WHAT NEEDS TO BE DONE:
Search the material below for the string "медицинской" and extract each line that has it.

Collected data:
>>>

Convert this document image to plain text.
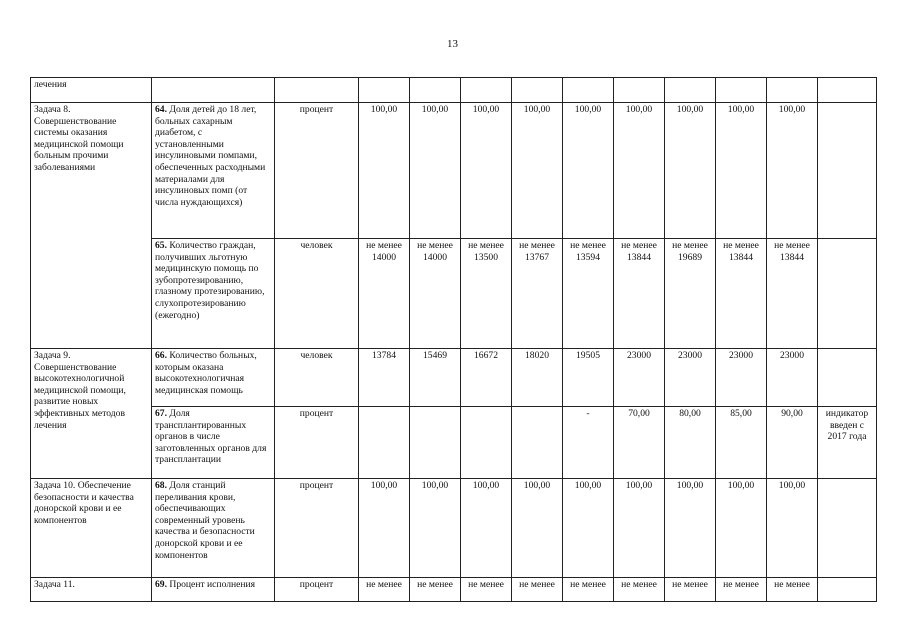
13
лечения												
Задача 8. Совершенствование системы оказания медицинской помощи больным прочими заболеваниями	64. Доля детей до 18 лет, больных сахарным диабетом, с установленными инсулиновыми помпами, обеспеченных расходными материалами для инсулиновых помп (от числа нуждающихся)	процент	100,00	100,00	100,00	100,00	100,00	100,00	100,00	100,00	100,00	
	65. Количество граждан, получивших льготную медицинскую помощь по зубопротезированию, глазному протезированию, слухопротезированию (ежегодно)	человек	не менее 14000	не менее 14000	не менее 13500	не менее 13767	не менее 13594	не менее 13844	не менее 19689	не менее 13844	не менее 13844	
Задача 9. Совершенствование высокотехнологичной медицинской помощи, развитие новых эффективных методов лечения	66. Количество больных, которым оказана высокотехнологичная медицинская помощь	человек	13784	15469	16672	18020	19505	23000	23000	23000	23000	
	67. Доля трансплантированных органов в числе заготовленных органов для трансплантации	процент					-	70,00	80,00	85,00	90,00	индикатор введен с 2017 года
Задача 10. Обеспечение безопасности и качества донорской крови и ее компонентов	68. Доля станций переливания крови, обеспечивающих современный уровень качества и безопасности донорской крови и ее компонентов	процент	100,00	100,00	100,00	100,00	100,00	100,00	100,00	100,00	100,00	
Задача 11.	69. Процент исполнения	процент	не менее	не менее	не менее	не менее	не менее	не менее	не менее	не менее	не менее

<<<

WRITTEN REPLY:
Задача 8. Совершенствование системы оказания медицинской помощи больным прочими заболеваниями	64. Доля детей до 18 лет, больных сахарным диабетом, с установленными инсулиновыми помпами, обеспеченных расходными материалами для инсулиновых помп (от числа нуждающихся)	процент	100,00	100,00	100,00	100,00	100,00	100,00	100,00	100,00	100,00	
Задача 9. Совершенствование высокотехнологичной медицинской помощи, развитие новых эффективных методов лечения	66. Количество больных, которым оказана высокотехнологичная медицинская помощь	человек	13784	15469	16672	18020	19505	23000	23000	23000	23000	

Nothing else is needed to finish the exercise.